→ **INSTRUCTIONS TO FOLLOW**:
Output an exact reproduction of the data.

──────

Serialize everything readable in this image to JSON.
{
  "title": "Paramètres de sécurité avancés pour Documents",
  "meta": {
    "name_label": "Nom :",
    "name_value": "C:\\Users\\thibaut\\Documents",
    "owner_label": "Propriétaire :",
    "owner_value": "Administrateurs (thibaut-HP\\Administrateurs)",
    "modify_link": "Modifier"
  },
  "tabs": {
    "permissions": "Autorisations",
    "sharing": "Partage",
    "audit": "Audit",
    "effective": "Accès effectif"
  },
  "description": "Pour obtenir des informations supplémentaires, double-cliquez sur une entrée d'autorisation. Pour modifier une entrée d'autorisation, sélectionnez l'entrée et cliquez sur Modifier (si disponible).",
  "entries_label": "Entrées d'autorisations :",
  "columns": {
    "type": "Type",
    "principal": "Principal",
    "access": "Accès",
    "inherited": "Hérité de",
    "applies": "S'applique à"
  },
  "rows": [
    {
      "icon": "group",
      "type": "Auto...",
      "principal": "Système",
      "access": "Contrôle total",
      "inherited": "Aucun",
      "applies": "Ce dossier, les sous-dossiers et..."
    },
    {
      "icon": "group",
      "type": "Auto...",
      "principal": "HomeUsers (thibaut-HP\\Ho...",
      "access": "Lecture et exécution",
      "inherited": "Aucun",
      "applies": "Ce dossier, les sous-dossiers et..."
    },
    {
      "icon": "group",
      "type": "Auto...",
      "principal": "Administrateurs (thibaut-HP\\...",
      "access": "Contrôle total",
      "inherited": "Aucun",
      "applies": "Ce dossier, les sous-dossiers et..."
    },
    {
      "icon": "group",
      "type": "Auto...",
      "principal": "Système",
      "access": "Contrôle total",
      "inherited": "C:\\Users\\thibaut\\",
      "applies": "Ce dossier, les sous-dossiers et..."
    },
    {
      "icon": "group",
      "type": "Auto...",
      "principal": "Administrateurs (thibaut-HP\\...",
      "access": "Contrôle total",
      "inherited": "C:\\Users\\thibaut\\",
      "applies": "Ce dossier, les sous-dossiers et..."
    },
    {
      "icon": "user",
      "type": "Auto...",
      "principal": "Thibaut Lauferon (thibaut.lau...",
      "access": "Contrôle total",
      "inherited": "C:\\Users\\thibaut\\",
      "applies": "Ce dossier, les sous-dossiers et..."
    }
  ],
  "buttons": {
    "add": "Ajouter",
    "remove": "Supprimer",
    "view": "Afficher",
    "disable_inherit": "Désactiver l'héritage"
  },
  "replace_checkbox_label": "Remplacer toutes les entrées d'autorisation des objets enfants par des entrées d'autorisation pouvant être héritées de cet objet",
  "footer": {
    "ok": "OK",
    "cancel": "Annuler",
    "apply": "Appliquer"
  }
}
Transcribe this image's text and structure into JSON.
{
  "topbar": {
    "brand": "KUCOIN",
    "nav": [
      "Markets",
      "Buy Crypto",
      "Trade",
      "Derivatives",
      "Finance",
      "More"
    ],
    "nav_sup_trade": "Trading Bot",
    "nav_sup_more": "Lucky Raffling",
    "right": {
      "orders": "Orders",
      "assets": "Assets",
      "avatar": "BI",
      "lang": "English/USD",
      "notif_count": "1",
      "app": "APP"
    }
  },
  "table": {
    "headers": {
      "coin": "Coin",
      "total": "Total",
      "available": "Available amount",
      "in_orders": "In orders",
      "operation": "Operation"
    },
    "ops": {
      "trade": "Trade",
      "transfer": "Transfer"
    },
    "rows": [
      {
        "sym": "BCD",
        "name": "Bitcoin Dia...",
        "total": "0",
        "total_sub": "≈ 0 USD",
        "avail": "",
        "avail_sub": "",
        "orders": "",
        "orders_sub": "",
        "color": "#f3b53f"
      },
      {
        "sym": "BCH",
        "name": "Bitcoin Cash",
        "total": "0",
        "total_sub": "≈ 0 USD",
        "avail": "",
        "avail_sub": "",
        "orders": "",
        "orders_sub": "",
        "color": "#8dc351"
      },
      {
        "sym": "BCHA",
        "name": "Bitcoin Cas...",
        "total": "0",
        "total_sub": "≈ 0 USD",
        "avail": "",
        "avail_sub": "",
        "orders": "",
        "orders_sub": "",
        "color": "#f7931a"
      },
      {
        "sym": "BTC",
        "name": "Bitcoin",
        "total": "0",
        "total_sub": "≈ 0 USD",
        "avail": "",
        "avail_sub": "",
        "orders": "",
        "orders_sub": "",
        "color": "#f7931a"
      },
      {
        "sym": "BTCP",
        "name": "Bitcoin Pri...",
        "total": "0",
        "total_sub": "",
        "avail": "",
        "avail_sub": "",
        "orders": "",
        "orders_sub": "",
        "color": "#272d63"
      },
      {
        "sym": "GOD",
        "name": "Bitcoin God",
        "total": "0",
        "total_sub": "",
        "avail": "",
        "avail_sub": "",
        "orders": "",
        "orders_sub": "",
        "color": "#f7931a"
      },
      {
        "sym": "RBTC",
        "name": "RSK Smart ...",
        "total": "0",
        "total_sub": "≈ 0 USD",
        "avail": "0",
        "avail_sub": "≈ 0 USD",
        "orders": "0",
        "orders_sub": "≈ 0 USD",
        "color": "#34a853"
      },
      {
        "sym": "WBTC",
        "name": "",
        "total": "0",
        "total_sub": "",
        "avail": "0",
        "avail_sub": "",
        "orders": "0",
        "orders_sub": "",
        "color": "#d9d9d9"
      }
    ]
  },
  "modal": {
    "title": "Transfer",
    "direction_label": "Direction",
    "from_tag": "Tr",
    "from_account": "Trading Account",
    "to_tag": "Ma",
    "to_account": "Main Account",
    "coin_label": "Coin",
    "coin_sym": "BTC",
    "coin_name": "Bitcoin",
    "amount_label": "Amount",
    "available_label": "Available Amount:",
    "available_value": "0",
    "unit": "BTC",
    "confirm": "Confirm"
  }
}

──────

→ **RIGHT ANSWER**:
Serialize everything readable in this image to JSON.
{
  "title": "Paramètres de sécurité avancés pour Documents",
  "meta": {
    "name_label": "Nom :",
    "name_value": "C:\\Users\\thibaut\\Documents",
    "owner_label": "Propriétaire :",
    "owner_value": "Administrateurs (thibaut-HP\\Administrateurs)",
    "modify_link": "Modifier"
  },
  "tabs": {
    "permissions": "Autorisations",
    "sharing": "Partage",
    "audit": "Audit",
    "effective": "Accès effectif"
  },
  "description": "Pour obtenir des informations supplémentaires, double-cliquez sur une entrée d'autorisation. Pour modifier une entrée d'autorisation, sélectionnez l'entrée et cliquez sur Modifier (si disponible).",
  "entries_label": "Entrées d'autorisations :",
  "columns": {
    "type": "Type",
    "principal": "Principal",
    "access": "Accès",
    "inherited": "Hérité de",
    "applies": "S'applique à"
  },
  "rows": [
    {
      "icon": "group",
      "type": "Auto...",
      "principal": "Système",
      "access": "Contrôle total",
      "inherited": "Aucun",
      "applies": "Ce dossier, les sous-dossiers et..."
    },
    {
      "icon": "group",
      "type": "Auto...",
      "principal": "HomeUsers (thibaut-HP\\Ho...",
      "access": "Lecture et exécution",
      "inherited": "Aucun",
      "applies": "Ce dossier, les sous-dossiers et..."
    },
    {
      "icon": "group",
      "type": "Auto...",
      "principal": "Administrateurs (thibaut-HP\\...",
      "access": "Contrôle total",
      "inherited": "Aucun",
      "applies": "Ce dossier, les sous-dossiers et..."
    },
    {
      "icon": "group",
      "type": "Auto...",
      "principal": "Système",
      "access": "Contrôle total",
      "inherited": "C:\\Users\\thibaut\\",
      "applies": "Ce dossier, les sous-dossiers et..."
    },
    {
      "icon": "group",
      "type": "Auto...",
      "principal": "Administrateurs (thibaut-HP\\...",
      "access": "Contrôle total",
      "inherited": "C:\\Users\\thibaut\\",
      "applies": "Ce dossier, les sous-dossiers et..."
    },
    {
      "icon": "user",
      "type": "Auto...",
      "principal": "Thibaut Lauferon (thibaut.lau...",
      "access": "Contrôle total",
      "inherited": "C:\\Users\\thibaut\\",
      "applies": "Ce dossier, les sous-dossiers et..."
    }
  ],
  "buttons": {
    "add": "Ajouter",
    "remove": "Supprimer",
    "view": "Afficher",
    "disable_inherit": "Désactiver l'héritage"
  },
  "replace_checkbox_label": "Remplacer toutes les entrées d'autorisation des objets enfants par des entrées d'autorisation pouvant être héritées de cet objet",
  "footer": {
    "ok": "OK",
    "cancel": "Annuler",
    "apply": "Appliquer"
  }
}
Transcribe this image's text and structure into JSON.
{
  "topbar": {
    "brand": "KUCOIN",
    "nav": [
      "Markets",
      "Buy Crypto",
      "Trade",
      "Derivatives",
      "Finance",
      "More"
    ],
    "nav_sup_trade": "Trading Bot",
    "nav_sup_more": "Lucky Raffling",
    "right": {
      "orders": "Orders",
      "assets": "Assets",
      "avatar": "BI",
      "lang": "English/USD",
      "notif_count": "1",
      "app": "APP"
    }
  },
  "table": {
    "headers": {
      "coin": "Coin",
      "total": "Total",
      "available": "Available amount",
      "in_orders": "In orders",
      "operation": "Operation"
    },
    "ops": {
      "trade": "Trade",
      "transfer": "Transfer"
    },
    "rows": [
      {
        "sym": "BCD",
        "name": "Bitcoin Dia...",
        "total": "0",
        "total_sub": "≈ 0 USD",
        "avail": "",
        "avail_sub": "",
        "orders": "",
        "orders_sub": "",
        "color": "#f3b53f"
      },
      {
        "sym": "BCH",
        "name": "Bitcoin Cash",
        "total": "0",
        "total_sub": "≈ 0 USD",
        "avail": "",
        "avail_sub": "",
        "orders": "",
        "orders_sub": "",
        "color": "#8dc351"
      },
      {
        "sym": "BCHA",
        "name": "Bitcoin Cas...",
        "total": "0",
        "total_sub": "≈ 0 USD",
        "avail": "",
        "avail_sub": "",
        "orders": "",
        "orders_sub": "",
        "color": "#f7931a"
      },
      {
        "sym": "BTC",
        "name": "Bitcoin",
        "total": "0",
        "total_sub": "≈ 0 USD",
        "avail": "",
        "avail_sub": "",
        "orders": "",
        "orders_sub": "",
        "color": "#f7931a"
      },
      {
        "sym": "BTCP",
        "name": "Bitcoin Pri...",
        "total": "0",
        "total_sub": "",
        "avail": "",
        "avail_sub": "",
        "orders": "",
        "orders_sub": "",
        "color": "#272d63"
      },
      {
        "sym": "GOD",
        "name": "Bitcoin God",
        "total": "0",
        "total_sub": "",
        "avail": "",
        "avail_sub": "",
        "orders": "",
        "orders_sub": "",
        "color": "#f7931a"
      },
      {
        "sym": "RBTC",
        "name": "RSK Smart ...",
        "total": "0",
        "total_sub": "≈ 0 USD",
        "avail": "0",
        "avail_sub": "≈ 0 USD",
        "orders": "0",
        "orders_sub": "≈ 0 USD",
        "color": "#34a853"
      },
      {
        "sym": "WBTC",
        "name": "",
        "total": "0",
        "total_sub": "",
        "avail": "0",
        "avail_sub": "",
        "orders": "0",
        "orders_sub": "",
        "color": "#d9d9d9"
      }
    ]
  },
  "modal": {
    "title": "Transfer",
    "direction_label": "Direction",
    "from_tag": "Tr",
    "from_account": "Trading Account",
    "to_tag": "Ma",
    "to_account": "Main Account",
    "coin_label": "Coin",
    "coin_sym": "BTC",
    "coin_name": "Bitcoin",
    "amount_label": "Amount",
    "available_label": "Available Amount:",
    "available_value": "0",
    "unit": "BTC",
    "confirm": "Confirm"
  }
}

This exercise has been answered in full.